>> START Task inputs

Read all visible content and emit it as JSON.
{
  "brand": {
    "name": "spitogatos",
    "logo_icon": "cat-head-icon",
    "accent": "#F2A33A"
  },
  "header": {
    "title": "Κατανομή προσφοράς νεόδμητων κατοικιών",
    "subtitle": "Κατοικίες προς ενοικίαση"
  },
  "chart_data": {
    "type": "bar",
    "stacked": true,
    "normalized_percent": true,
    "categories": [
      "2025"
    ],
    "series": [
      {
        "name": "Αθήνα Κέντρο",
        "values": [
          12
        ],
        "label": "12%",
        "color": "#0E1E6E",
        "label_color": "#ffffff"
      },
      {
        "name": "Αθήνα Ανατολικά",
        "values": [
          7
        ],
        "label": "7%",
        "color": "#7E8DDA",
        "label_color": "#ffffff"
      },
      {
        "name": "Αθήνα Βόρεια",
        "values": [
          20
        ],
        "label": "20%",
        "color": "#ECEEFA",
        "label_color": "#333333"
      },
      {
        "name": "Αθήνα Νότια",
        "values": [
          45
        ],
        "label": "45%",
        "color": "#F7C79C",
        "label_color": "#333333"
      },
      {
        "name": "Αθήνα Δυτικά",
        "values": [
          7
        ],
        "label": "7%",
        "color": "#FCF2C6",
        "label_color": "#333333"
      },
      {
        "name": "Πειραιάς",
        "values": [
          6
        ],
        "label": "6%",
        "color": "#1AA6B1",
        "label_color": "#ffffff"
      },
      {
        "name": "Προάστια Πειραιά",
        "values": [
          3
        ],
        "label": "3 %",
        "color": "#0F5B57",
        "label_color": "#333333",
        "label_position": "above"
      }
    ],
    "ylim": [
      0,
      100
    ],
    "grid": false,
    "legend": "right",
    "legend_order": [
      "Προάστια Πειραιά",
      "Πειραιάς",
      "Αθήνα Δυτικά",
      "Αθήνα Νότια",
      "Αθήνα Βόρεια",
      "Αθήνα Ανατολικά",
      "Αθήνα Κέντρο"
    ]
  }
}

>> END Task inputs

*Task to complete*: Reproduce the complete set of lines precisely as supplied.

*Task solution*:
Read all visible content and emit it as JSON.
{
  "brand": {
    "name": "spitogatos",
    "logo_icon": "cat-head-icon",
    "accent": "#F2A33A"
  },
  "header": {
    "title": "Κατανομή προσφοράς νεόδμητων κατοικιών",
    "subtitle": "Κατοικίες προς ενοικίαση"
  },
  "chart_data": {
    "type": "bar",
    "stacked": true,
    "normalized_percent": true,
    "categories": [
      "2025"
    ],
    "series": [
      {
        "name": "Αθήνα Κέντρο",
        "values": [
          12
        ],
        "label": "12%",
        "color": "#0E1E6E",
        "label_color": "#ffffff"
      },
      {
        "name": "Αθήνα Ανατολικά",
        "values": [
          7
        ],
        "label": "7%",
        "color": "#7E8DDA",
        "label_color": "#ffffff"
      },
      {
        "name": "Αθήνα Βόρεια",
        "values": [
          20
        ],
        "label": "20%",
        "color": "#ECEEFA",
        "label_color": "#333333"
      },
      {
        "name": "Αθήνα Νότια",
        "values": [
          45
        ],
        "label": "45%",
        "color": "#F7C79C",
        "label_color": "#333333"
      },
      {
        "name": "Αθήνα Δυτικά",
        "values": [
          7
        ],
        "label": "7%",
        "color": "#FCF2C6",
        "label_color": "#333333"
      },
      {
        "name": "Πειραιάς",
        "values": [
          6
        ],
        "label": "6%",
        "color": "#1AA6B1",
        "label_color": "#ffffff"
      },
      {
        "name": "Προάστια Πειραιά",
        "values": [
          3
        ],
        "label": "3 %",
        "color": "#0F5B57",
        "label_color": "#333333",
        "label_position": "above"
      }
    ],
    "ylim": [
      0,
      100
    ],
    "grid": false,
    "legend": "right",
    "legend_order": [
      "Προάστια Πειραιά",
      "Πειραιάς",
      "Αθήνα Δυτικά",
      "Αθήνα Νότια",
      "Αθήνα Βόρεια",
      "Αθήνα Ανατολικά",
      "Αθήνα Κέντρο"
    ]
  }
}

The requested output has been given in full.